• [Data for processing]:
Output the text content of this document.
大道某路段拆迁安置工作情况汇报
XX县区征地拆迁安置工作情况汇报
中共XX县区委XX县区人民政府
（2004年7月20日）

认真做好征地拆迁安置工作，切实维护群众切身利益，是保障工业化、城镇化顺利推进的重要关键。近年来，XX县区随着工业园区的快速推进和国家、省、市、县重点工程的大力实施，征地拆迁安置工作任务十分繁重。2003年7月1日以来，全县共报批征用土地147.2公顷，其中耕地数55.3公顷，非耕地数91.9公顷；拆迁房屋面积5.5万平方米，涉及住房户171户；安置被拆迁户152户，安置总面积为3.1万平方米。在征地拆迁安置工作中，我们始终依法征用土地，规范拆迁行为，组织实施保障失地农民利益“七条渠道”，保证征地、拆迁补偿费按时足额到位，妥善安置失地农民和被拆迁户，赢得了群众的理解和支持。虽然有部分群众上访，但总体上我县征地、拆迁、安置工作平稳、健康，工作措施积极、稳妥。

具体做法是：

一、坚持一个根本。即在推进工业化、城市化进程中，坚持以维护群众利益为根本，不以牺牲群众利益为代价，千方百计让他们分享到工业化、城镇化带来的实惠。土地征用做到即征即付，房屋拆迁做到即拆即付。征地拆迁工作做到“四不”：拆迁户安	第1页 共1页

• [Challenge]:
Write down every line of the data exactly as it appears above.

• [The result]:
Output the text content of this document.
大道某路段拆迁安置工作情况汇报
XX县区征地拆迁安置工作情况汇报
中共XX县区委XX县区人民政府
（2004年7月20日）

认真做好征地拆迁安置工作，切实维护群众切身利益，是保障工业化、城镇化顺利推进的重要关键。近年来，XX县区随着工业园区的快速推进和国家、省、市、县重点工程的大力实施，征地拆迁安置工作任务十分繁重。2003年7月1日以来，全县共报批征用土地147.2公顷，其中耕地数55.3公顷，非耕地数91.9公顷；拆迁房屋面积5.5万平方米，涉及住房户171户；安置被拆迁户152户，安置总面积为3.1万平方米。在征地拆迁安置工作中，我们始终依法征用土地，规范拆迁行为，组织实施保障失地农民利益“七条渠道”，保证征地、拆迁补偿费按时足额到位，妥善安置失地农民和被拆迁户，赢得了群众的理解和支持。虽然有部分群众上访，但总体上我县征地、拆迁、安置工作平稳、健康，工作措施积极、稳妥。

具体做法是：

一、坚持一个根本。即在推进工业化、城市化进程中，坚持以维护群众利益为根本，不以牺牲群众利益为代价，千方百计让他们分享到工业化、城镇化带来的实惠。土地征用做到即征即付，房屋拆迁做到即拆即付。征地拆迁工作做到“四不”：拆迁户安	第1页 共1页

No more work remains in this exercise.